-- START OF RECORDS FOR PROCESSING --

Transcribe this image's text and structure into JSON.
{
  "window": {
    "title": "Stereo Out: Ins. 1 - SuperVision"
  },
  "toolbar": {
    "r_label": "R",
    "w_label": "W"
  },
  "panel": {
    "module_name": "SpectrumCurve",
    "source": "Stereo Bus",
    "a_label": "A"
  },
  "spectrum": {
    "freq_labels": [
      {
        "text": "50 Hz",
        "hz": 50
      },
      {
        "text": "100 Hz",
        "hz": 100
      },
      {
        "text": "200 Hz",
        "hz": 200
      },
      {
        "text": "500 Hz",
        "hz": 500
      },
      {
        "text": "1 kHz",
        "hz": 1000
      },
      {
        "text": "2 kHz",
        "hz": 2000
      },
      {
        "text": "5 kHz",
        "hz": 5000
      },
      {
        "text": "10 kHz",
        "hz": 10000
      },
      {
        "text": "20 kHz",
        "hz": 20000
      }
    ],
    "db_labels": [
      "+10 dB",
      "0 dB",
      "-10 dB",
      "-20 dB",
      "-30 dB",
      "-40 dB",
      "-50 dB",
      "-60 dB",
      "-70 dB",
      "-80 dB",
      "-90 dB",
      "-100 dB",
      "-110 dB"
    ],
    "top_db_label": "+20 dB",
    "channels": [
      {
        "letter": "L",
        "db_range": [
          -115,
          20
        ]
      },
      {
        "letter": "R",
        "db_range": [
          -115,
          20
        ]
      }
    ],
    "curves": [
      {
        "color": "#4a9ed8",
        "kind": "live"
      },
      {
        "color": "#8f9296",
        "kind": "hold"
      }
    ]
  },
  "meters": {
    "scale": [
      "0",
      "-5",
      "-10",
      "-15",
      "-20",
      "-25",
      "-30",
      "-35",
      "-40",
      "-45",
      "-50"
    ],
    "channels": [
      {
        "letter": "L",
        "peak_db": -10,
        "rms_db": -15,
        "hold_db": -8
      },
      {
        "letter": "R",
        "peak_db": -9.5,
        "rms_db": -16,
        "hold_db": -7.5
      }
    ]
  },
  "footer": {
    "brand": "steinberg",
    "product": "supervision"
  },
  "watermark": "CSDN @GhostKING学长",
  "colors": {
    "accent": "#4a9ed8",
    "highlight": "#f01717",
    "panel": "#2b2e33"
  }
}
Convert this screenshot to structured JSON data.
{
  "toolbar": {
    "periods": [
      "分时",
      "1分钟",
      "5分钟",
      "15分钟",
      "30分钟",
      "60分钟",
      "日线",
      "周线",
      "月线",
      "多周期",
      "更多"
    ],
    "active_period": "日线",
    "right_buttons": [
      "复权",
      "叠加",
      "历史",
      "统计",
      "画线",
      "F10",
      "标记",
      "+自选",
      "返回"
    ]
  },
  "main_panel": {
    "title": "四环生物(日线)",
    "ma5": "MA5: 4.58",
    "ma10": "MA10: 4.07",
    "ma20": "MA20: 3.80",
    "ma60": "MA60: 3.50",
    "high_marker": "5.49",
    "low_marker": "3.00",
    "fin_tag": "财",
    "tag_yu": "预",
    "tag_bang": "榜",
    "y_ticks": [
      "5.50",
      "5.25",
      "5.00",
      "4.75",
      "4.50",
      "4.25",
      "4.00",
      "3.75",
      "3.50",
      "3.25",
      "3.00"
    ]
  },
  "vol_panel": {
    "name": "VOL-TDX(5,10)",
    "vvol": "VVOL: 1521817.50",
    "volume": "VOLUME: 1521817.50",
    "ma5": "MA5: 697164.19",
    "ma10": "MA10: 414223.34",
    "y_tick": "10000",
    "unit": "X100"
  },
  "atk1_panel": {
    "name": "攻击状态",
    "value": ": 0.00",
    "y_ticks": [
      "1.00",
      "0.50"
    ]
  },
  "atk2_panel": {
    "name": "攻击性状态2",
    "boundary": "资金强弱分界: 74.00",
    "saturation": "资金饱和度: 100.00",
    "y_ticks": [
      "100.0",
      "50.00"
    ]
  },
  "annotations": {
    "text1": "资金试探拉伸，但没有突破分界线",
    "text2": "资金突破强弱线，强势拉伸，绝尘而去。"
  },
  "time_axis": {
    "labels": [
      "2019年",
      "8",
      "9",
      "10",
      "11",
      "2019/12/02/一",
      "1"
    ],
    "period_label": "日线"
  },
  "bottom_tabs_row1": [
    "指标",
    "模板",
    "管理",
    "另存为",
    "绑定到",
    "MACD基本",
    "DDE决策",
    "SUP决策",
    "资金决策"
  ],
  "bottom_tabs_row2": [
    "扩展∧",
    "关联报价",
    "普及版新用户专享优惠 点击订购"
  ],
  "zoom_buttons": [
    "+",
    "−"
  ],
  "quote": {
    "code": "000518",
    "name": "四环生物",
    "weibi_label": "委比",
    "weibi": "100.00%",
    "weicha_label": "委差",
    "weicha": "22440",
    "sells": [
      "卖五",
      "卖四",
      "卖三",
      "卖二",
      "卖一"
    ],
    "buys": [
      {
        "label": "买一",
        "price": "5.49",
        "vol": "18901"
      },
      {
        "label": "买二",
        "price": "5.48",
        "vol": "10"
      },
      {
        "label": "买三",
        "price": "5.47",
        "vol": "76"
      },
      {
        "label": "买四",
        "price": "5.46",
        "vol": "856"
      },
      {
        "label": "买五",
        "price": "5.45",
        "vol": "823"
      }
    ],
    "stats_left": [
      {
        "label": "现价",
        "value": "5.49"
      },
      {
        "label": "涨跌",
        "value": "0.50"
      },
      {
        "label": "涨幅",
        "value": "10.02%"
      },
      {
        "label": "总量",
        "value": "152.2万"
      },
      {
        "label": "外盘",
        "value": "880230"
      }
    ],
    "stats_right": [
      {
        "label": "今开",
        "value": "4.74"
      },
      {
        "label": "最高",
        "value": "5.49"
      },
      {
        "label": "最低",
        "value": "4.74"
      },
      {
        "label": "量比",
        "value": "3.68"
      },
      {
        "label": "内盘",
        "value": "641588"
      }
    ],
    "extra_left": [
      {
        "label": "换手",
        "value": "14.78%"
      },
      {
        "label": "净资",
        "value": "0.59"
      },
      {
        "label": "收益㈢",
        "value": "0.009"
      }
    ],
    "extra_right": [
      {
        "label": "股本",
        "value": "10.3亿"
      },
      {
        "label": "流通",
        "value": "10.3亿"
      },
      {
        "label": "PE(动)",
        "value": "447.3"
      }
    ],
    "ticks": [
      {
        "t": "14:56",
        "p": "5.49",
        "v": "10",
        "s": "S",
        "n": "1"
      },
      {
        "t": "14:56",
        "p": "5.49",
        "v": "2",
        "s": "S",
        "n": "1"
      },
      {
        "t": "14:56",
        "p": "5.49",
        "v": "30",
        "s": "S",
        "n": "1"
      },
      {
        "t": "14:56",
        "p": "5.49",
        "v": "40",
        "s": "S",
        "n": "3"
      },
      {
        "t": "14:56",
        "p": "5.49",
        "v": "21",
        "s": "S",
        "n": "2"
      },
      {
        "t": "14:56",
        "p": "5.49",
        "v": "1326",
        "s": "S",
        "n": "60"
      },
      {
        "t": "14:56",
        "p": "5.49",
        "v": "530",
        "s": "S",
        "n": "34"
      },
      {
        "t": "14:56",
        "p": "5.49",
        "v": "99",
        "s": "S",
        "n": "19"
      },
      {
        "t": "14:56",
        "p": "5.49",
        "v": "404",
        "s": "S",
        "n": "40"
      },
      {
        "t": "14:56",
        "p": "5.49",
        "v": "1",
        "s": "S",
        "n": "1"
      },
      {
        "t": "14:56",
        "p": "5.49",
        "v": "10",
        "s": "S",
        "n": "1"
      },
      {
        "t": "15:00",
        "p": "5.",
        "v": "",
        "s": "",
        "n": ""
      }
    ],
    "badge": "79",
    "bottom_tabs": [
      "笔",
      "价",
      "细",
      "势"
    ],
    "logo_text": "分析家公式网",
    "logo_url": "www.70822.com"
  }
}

-- END OF RECORDS FOR PROCESSING --

WORK TO DO: Tally up how many lines in the preceding listing contain the word "JSON". Give nothing but the number.

SOLUTION TO THIS PROBLEM: 2